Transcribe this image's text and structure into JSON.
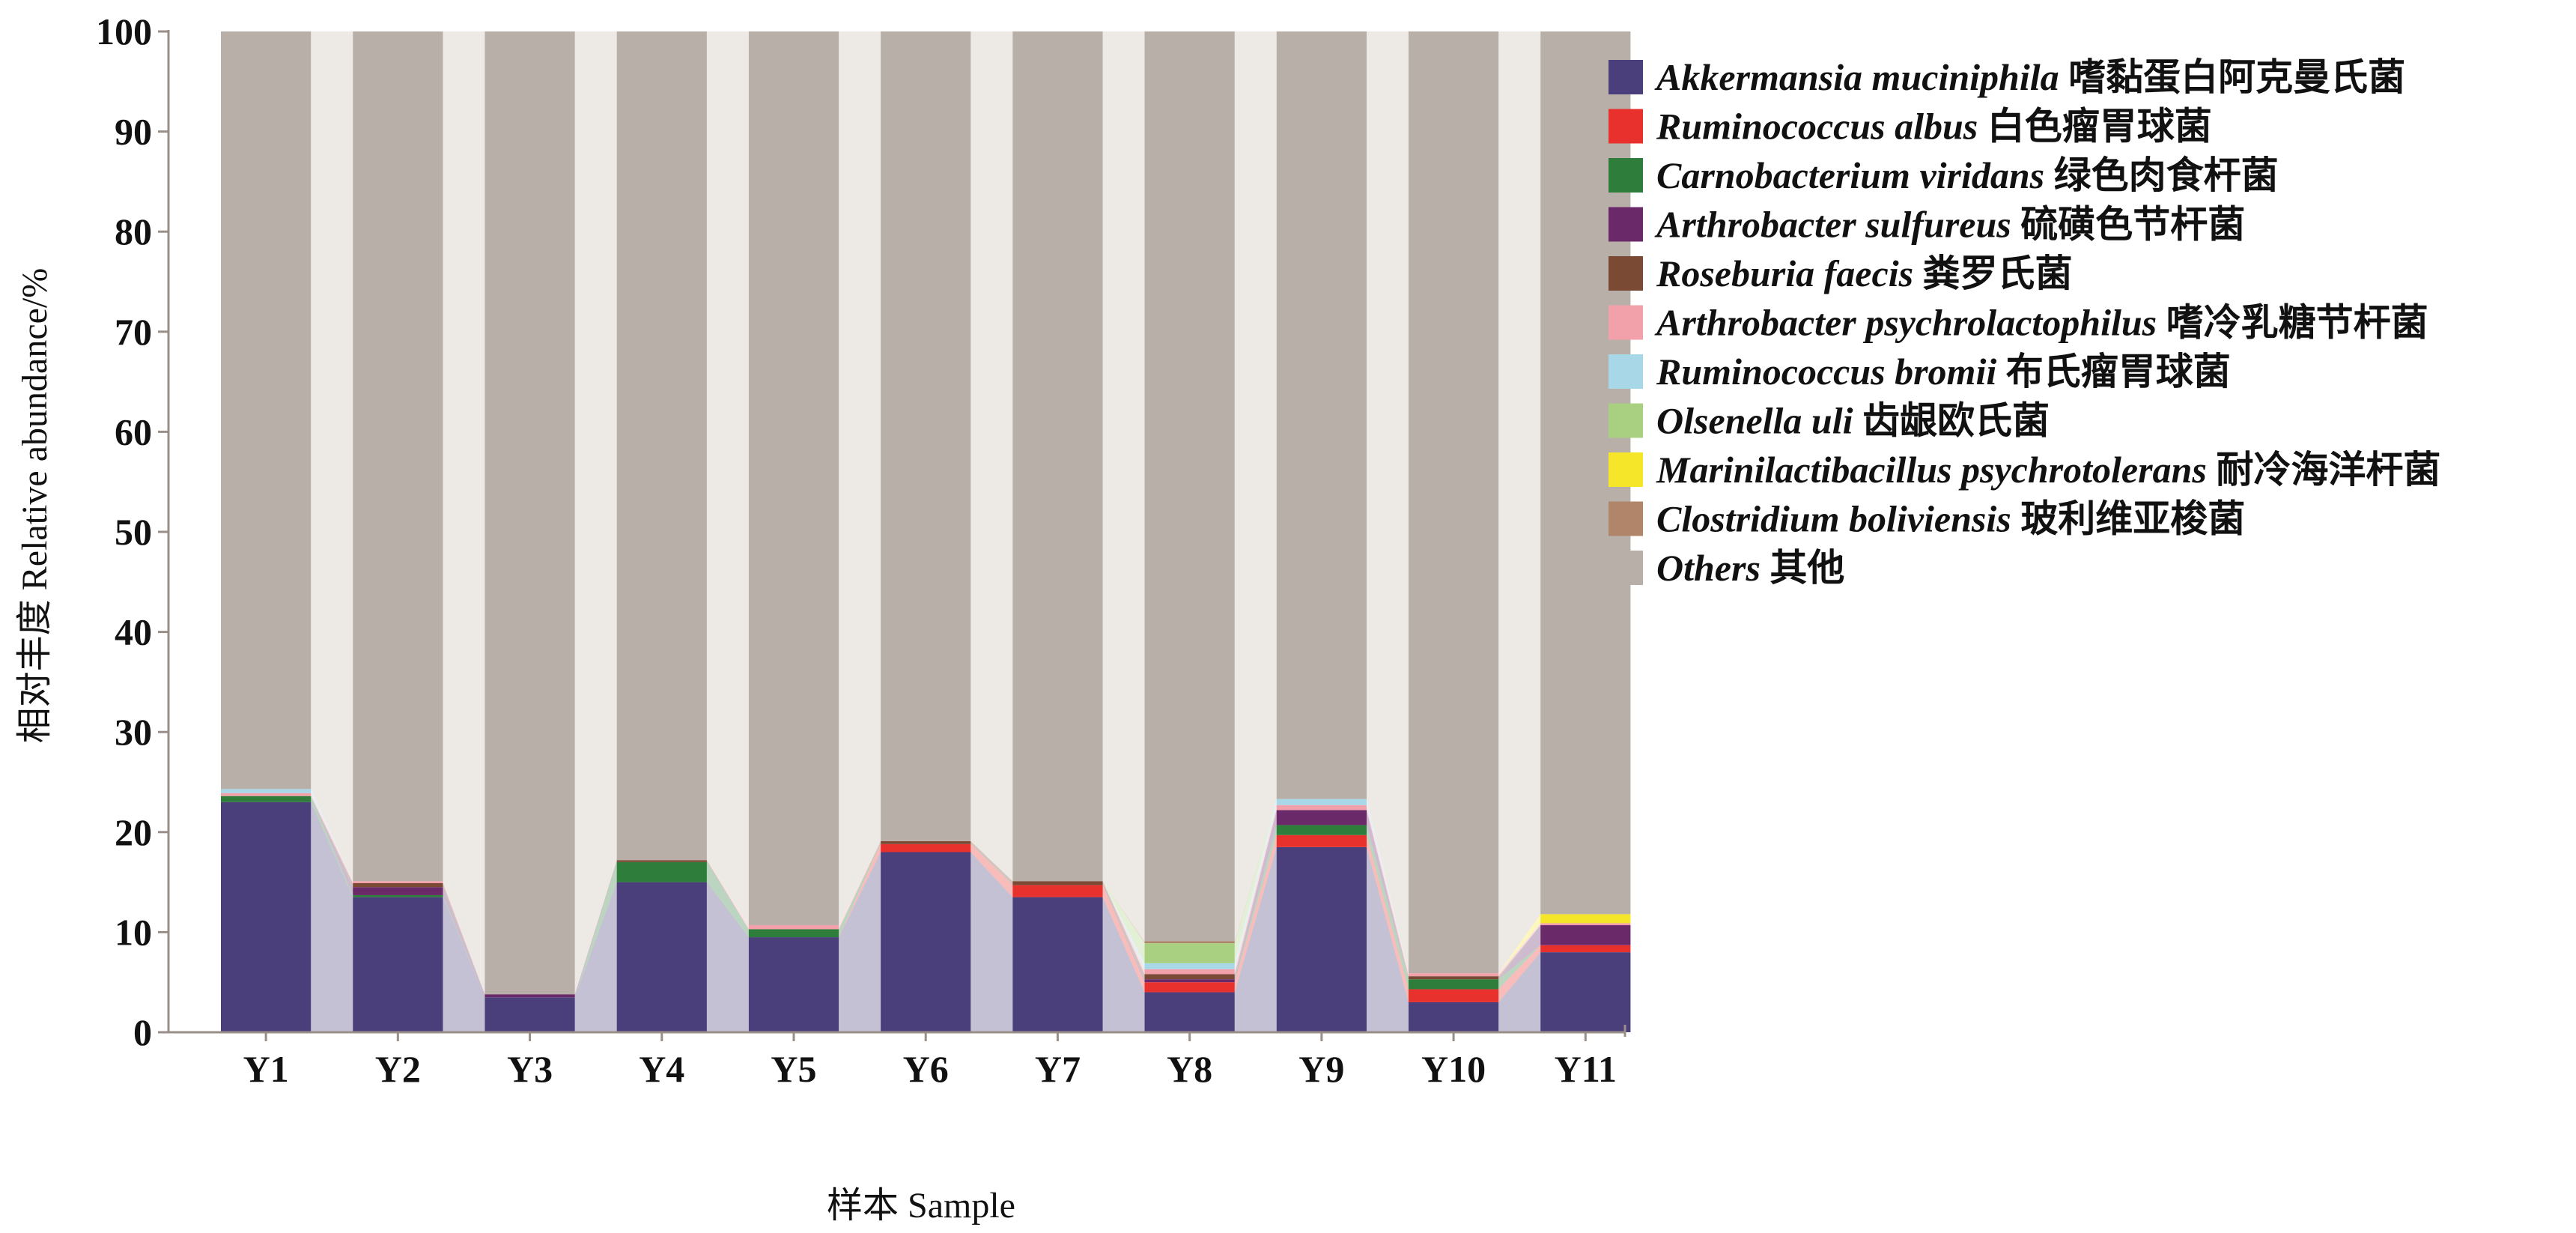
{
  "chart_data": {
    "type": "bar",
    "stacked": true,
    "categories": [
      "Y1",
      "Y2",
      "Y3",
      "Y4",
      "Y5",
      "Y6",
      "Y7",
      "Y8",
      "Y9",
      "Y10",
      "Y11"
    ],
    "xlabel": "样本 Sample",
    "ylabel": "相对丰度 Relative abundance/%",
    "ylim": [
      0,
      100
    ],
    "yticks": [
      "0",
      "10",
      "20",
      "30",
      "40",
      "50",
      "60",
      "70",
      "80",
      "90",
      "100"
    ],
    "grid": false,
    "legend_position": "right",
    "series": [
      {
        "name_italic": "Akkermansia muciniphila",
        "name_cn": "嗜黏蛋白阿克曼氏菌",
        "color": "#4a3f7a",
        "values": [
          23,
          13.5,
          3.5,
          15,
          9.5,
          18,
          13.5,
          4,
          18.5,
          3,
          8
        ]
      },
      {
        "name_italic": "Ruminococcus albus",
        "name_cn": "白色瘤胃球菌",
        "color": "#e8312d",
        "values": [
          0,
          0,
          0,
          0,
          0,
          0.8,
          1.2,
          1,
          1.2,
          1.3,
          0.7
        ]
      },
      {
        "name_italic": "Carnobacterium viridans",
        "name_cn": "绿色肉食杆菌",
        "color": "#2e7d3a",
        "values": [
          0.6,
          0.2,
          0,
          2,
          0.8,
          0,
          0,
          0,
          1,
          1,
          0
        ]
      },
      {
        "name_italic": "Arthrobacter  sulfureus",
        "name_cn": "硫磺色节杆菌",
        "color": "#6a2a6a",
        "values": [
          0,
          0.8,
          0.3,
          0,
          0,
          0,
          0,
          0.3,
          1.5,
          0,
          2
        ]
      },
      {
        "name_italic": "Roseburia faecis",
        "name_cn": "粪罗氏菌",
        "color": "#7a4a35",
        "values": [
          0,
          0.4,
          0,
          0.2,
          0,
          0.3,
          0.4,
          0.5,
          0,
          0.3,
          0
        ]
      },
      {
        "name_italic": "Arthrobacter psychrolactophilus",
        "name_cn": "嗜冷乳糖节杆菌",
        "color": "#f2a0aa",
        "values": [
          0.3,
          0.2,
          0,
          0,
          0.4,
          0,
          0,
          0.5,
          0.5,
          0.3,
          0.2
        ]
      },
      {
        "name_italic": "Ruminococcus bromii",
        "name_cn": "布氏瘤胃球菌",
        "color": "#a8d8e8",
        "values": [
          0.4,
          0,
          0,
          0,
          0,
          0,
          0,
          0.6,
          0.6,
          0,
          0
        ]
      },
      {
        "name_italic": "Olsenella uli",
        "name_cn": "齿龈欧氏菌",
        "color": "#a8d080",
        "values": [
          0,
          0,
          0,
          0,
          0,
          0,
          0,
          2,
          0,
          0,
          0
        ]
      },
      {
        "name_italic": "Marinilactibacillus psychrotolerans",
        "name_cn": "耐冷海洋杆菌",
        "color": "#f5e62a",
        "values": [
          0,
          0,
          0,
          0,
          0,
          0,
          0,
          0,
          0,
          0,
          0.9
        ]
      },
      {
        "name_italic": "Clostridium boliviensis",
        "name_cn": "玻利维亚梭菌",
        "color": "#b0856a",
        "values": [
          0,
          0,
          0,
          0,
          0,
          0,
          0,
          0.2,
          0,
          0,
          0
        ]
      },
      {
        "name_italic": "Others",
        "name_cn": "其他",
        "color": "#b8afa8",
        "values": [
          75.7,
          84.9,
          96.2,
          82.8,
          89.3,
          80.9,
          84.9,
          90.9,
          76.7,
          94.1,
          88.2
        ]
      }
    ]
  }
}
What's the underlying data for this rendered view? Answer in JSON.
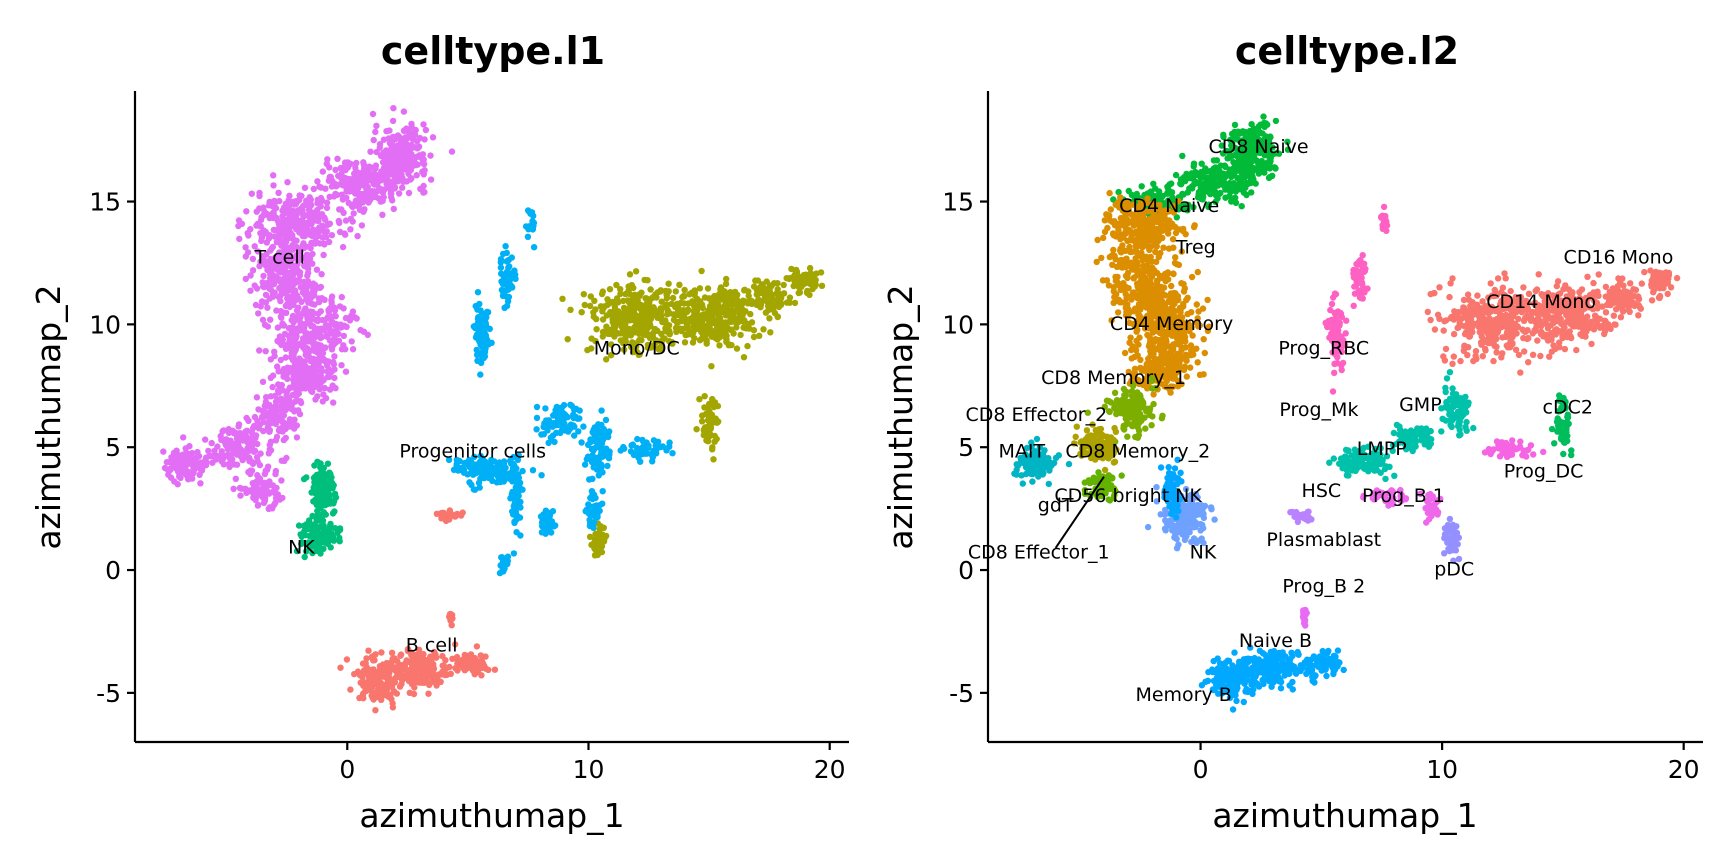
{
  "chart_data": [
    {
      "type": "scatter",
      "title": "celltype.l1",
      "xlabel": "azimuthumap_1",
      "ylabel": "azimuthumap_2",
      "xlim": [
        -8.8,
        20.8
      ],
      "ylim": [
        -7,
        19.5
      ],
      "xticks": [
        0,
        10,
        20
      ],
      "yticks": [
        -5,
        0,
        5,
        10,
        15
      ],
      "grid": false,
      "legend": "none",
      "clusters": [
        {
          "label": "T cell",
          "color": "#E36EF6",
          "label_x": -2.8,
          "label_y": 12.7
        },
        {
          "label": "Mono/DC",
          "color": "#A3A500",
          "label_x": 12.0,
          "label_y": 9.0
        },
        {
          "label": "Progenitor cells",
          "color": "#00B0F6",
          "label_x": 5.2,
          "label_y": 4.8
        },
        {
          "label": "NK",
          "color": "#00BF7D",
          "label_x": -1.9,
          "label_y": 0.9
        },
        {
          "label": "B cell",
          "color": "#F8766D",
          "label_x": 3.5,
          "label_y": -3.1
        }
      ]
    },
    {
      "type": "scatter",
      "title": "celltype.l2",
      "xlabel": "azimuthumap_1",
      "ylabel": "azimuthumap_2",
      "xlim": [
        -8.8,
        20.8
      ],
      "ylim": [
        -7,
        19.5
      ],
      "xticks": [
        0,
        10,
        20
      ],
      "yticks": [
        -5,
        0,
        5,
        10,
        15
      ],
      "grid": false,
      "legend": "none",
      "clusters": [
        {
          "label": "CD8 Naive",
          "color": "#00BA38",
          "label_x": 2.4,
          "label_y": 17.2
        },
        {
          "label": "CD4 Naive",
          "color": "#DB8E00",
          "label_x": -1.3,
          "label_y": 14.8
        },
        {
          "label": "Treg",
          "color": "#E88526",
          "label_x": -0.2,
          "label_y": 13.1
        },
        {
          "label": "CD4 Memory",
          "color": "#DB8E00",
          "label_x": -1.2,
          "label_y": 10.0
        },
        {
          "label": "CD8 Memory_1",
          "color": "#7CAE00",
          "label_x": -3.6,
          "label_y": 7.8
        },
        {
          "label": "CD8 Effector_2",
          "color": "#AEA200",
          "label_x": -6.8,
          "label_y": 6.3
        },
        {
          "label": "MAIT",
          "color": "#00B4C4",
          "label_x": -7.4,
          "label_y": 4.8
        },
        {
          "label": "CD8 Memory_2",
          "color": "#64B200",
          "label_x": -2.6,
          "label_y": 4.8
        },
        {
          "label": "CD56 bright NK",
          "color": "#00A6FF",
          "label_x": -3.0,
          "label_y": 3.0
        },
        {
          "label": "gdT",
          "color": "#C09B00",
          "label_x": -6.0,
          "label_y": 2.6
        },
        {
          "label": "CD8 Effector_1",
          "color": "#8AAB00",
          "label_x": -6.7,
          "label_y": 0.7
        },
        {
          "label": "NK",
          "color": "#6FA1FF",
          "label_x": 0.1,
          "label_y": 0.7
        },
        {
          "label": "Prog_RBC",
          "color": "#FF61C3",
          "label_x": 5.1,
          "label_y": 9.0
        },
        {
          "label": "Prog_Mk",
          "color": "#FF62BC",
          "label_x": 4.9,
          "label_y": 6.5
        },
        {
          "label": "GMP",
          "color": "#00C1AA",
          "label_x": 9.1,
          "label_y": 6.7
        },
        {
          "label": "LMPP",
          "color": "#00BFC4",
          "label_x": 7.5,
          "label_y": 4.9
        },
        {
          "label": "HSC",
          "color": "#00C0B8",
          "label_x": 5.0,
          "label_y": 3.2
        },
        {
          "label": "Prog_B 1",
          "color": "#EF67EB",
          "label_x": 8.4,
          "label_y": 3.0
        },
        {
          "label": "Plasmablast",
          "color": "#B983FF",
          "label_x": 5.1,
          "label_y": 1.2
        },
        {
          "label": "pDC",
          "color": "#9590FF",
          "label_x": 10.5,
          "label_y": 0.0
        },
        {
          "label": "Prog_B 2",
          "color": "#E76BF3",
          "label_x": 5.1,
          "label_y": -0.7
        },
        {
          "label": "Naive B",
          "color": "#00A9FF",
          "label_x": 3.1,
          "label_y": -2.9
        },
        {
          "label": "Memory B",
          "color": "#00A9FF",
          "label_x": -0.7,
          "label_y": -5.1
        },
        {
          "label": "CD16 Mono",
          "color": "#F8766D",
          "label_x": 17.3,
          "label_y": 12.7
        },
        {
          "label": "CD14 Mono",
          "color": "#F8766D",
          "label_x": 14.1,
          "label_y": 10.9
        },
        {
          "label": "cDC2",
          "color": "#00BD5C",
          "label_x": 15.2,
          "label_y": 6.6
        },
        {
          "label": "Prog_DC",
          "color": "#F564E3",
          "label_x": 14.2,
          "label_y": 4.0
        }
      ],
      "annotations": [
        {
          "type": "leader-line",
          "from": [
            -6.0,
            0.9
          ],
          "to": [
            -4.0,
            3.8
          ],
          "label": "CD8 Effector_1"
        }
      ]
    }
  ]
}
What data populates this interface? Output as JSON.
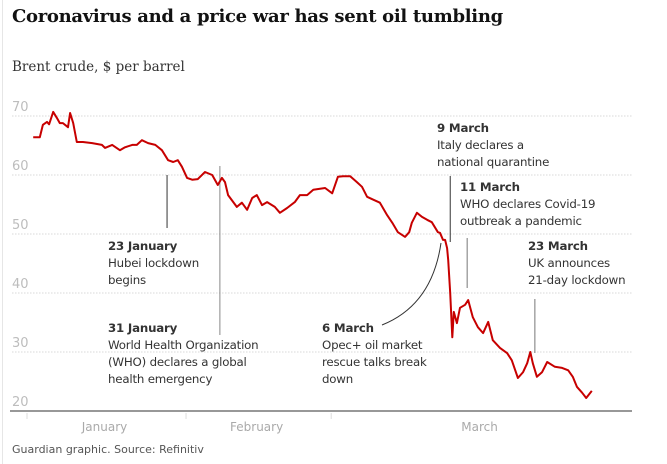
{
  "chart_data": {
    "type": "line",
    "title": "Coronavirus and a price war has sent oil tumbling",
    "subtitle": "Brent crude, $ per barrel",
    "xlabel": "",
    "ylabel": "Brent crude, $ per barrel",
    "x_units": "trading-time index (days from 1 Jan, approx.)",
    "xlim": [
      0,
      118
    ],
    "ylim": [
      20,
      72
    ],
    "yticks": [
      20,
      30,
      40,
      50,
      60,
      70
    ],
    "ytick_labels": [
      "20",
      "30",
      "40",
      "50",
      "60",
      "70"
    ],
    "grid": true,
    "month_ticks": [
      0,
      31,
      59.3
    ],
    "month_labels": [
      {
        "label": "January",
        "start": 0,
        "end": 31
      },
      {
        "label": "February",
        "start": 31,
        "end": 59.3
      },
      {
        "label": "March",
        "start": 59.3,
        "end": 118
      }
    ],
    "series": [
      {
        "name": "Brent crude",
        "color": "#c70000",
        "x": [
          1.2,
          2.5,
          3.1,
          3.9,
          4.3,
          5.1,
          5.8,
          6.4,
          7.0,
          8.0,
          8.4,
          9.0,
          9.7,
          10.9,
          12.7,
          14.6,
          15.2,
          16.6,
          18.1,
          19.1,
          20.5,
          21.4,
          22.4,
          23.6,
          25.0,
          26.3,
          27.5,
          28.5,
          29.4,
          30.2,
          31.2,
          32.2,
          33.3,
          34.7,
          36.1,
          37.2,
          38.0,
          38.6,
          39.2,
          40.9,
          41.9,
          42.9,
          43.9,
          44.8,
          45.8,
          46.8,
          48.3,
          49.3,
          50.7,
          52.2,
          53.2,
          54.6,
          55.8,
          58.1,
          59.5,
          60.6,
          61.6,
          63.0,
          64.3,
          65.3,
          66.3,
          67.3,
          68.8,
          70.2,
          71.2,
          72.3,
          73.7,
          74.5,
          75.0,
          76.0,
          77.0,
          78.0,
          78.9,
          80.1,
          80.5,
          81.1,
          81.5,
          81.9,
          82.1,
          82.5,
          82.9,
          83.2,
          83.8,
          84.4,
          85.4,
          86.0,
          86.9,
          87.9,
          88.9,
          89.9,
          90.8,
          92.2,
          93.6,
          94.5,
          95.7,
          96.7,
          97.5,
          98.1,
          98.6,
          99.4,
          100.4,
          101.4,
          102.9,
          104.3,
          105.5,
          106.4,
          107.2,
          108.2,
          109.0,
          110.1
        ],
        "values": [
          66.4,
          66.4,
          68.5,
          69.0,
          68.6,
          70.7,
          69.7,
          68.8,
          68.8,
          68.1,
          70.5,
          68.8,
          65.6,
          65.6,
          65.4,
          65.1,
          64.6,
          65.1,
          64.2,
          64.7,
          65.1,
          65.1,
          65.9,
          65.4,
          65.1,
          64.2,
          62.5,
          62.2,
          62.5,
          61.4,
          59.5,
          59.2,
          59.3,
          60.5,
          60.0,
          58.3,
          59.5,
          58.8,
          56.6,
          54.6,
          55.3,
          54.1,
          56.1,
          56.6,
          54.9,
          55.4,
          54.6,
          53.6,
          54.4,
          55.4,
          56.6,
          56.6,
          57.5,
          57.8,
          56.9,
          59.7,
          59.8,
          59.8,
          58.8,
          58.0,
          56.3,
          55.9,
          55.3,
          53.2,
          51.9,
          50.3,
          49.5,
          50.3,
          51.9,
          53.6,
          52.9,
          52.4,
          52.0,
          50.3,
          50.2,
          49.0,
          49.0,
          47.6,
          45.6,
          40.0,
          32.5,
          36.8,
          34.9,
          37.5,
          38.0,
          38.8,
          35.9,
          34.2,
          33.2,
          35.1,
          32.0,
          30.7,
          29.8,
          28.6,
          25.6,
          26.6,
          28.1,
          30.0,
          28.1,
          25.8,
          26.6,
          28.3,
          27.5,
          27.3,
          26.9,
          25.8,
          24.1,
          23.1,
          22.2,
          23.4
        ]
      }
    ],
    "annotations": [
      {
        "date": "23 January",
        "lines": [
          "Hubei lockdown",
          "begins"
        ],
        "x": 27.3
      },
      {
        "date": "31 January",
        "lines": [
          "World Health Organization",
          "(WHO) declares a global",
          "health emergency"
        ],
        "x": 37.6
      },
      {
        "date": "6 March",
        "lines": [
          "Opec+ oil market",
          "rescue talks break",
          "down"
        ],
        "x": 80.7
      },
      {
        "date": "9 March",
        "lines": [
          "Italy declares a",
          "national quarantine"
        ],
        "x": 82.5
      },
      {
        "date": "11 March",
        "lines": [
          "WHO declares Covid-19",
          "outbreak a pandemic"
        ],
        "x": 85.8
      },
      {
        "date": "23 March",
        "lines": [
          "UK announces",
          "21-day lockdown"
        ],
        "x": 99.0
      }
    ],
    "source": "Guardian graphic. Source: Refinitiv"
  }
}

■ **Work request**: Go through the material above, and wherever a line holds the word "barrel", copy it.

■ **Exercise result**:
    "subtitle": "Brent crude, $ per barrel",
    "ylabel": "Brent crude, $ per barrel",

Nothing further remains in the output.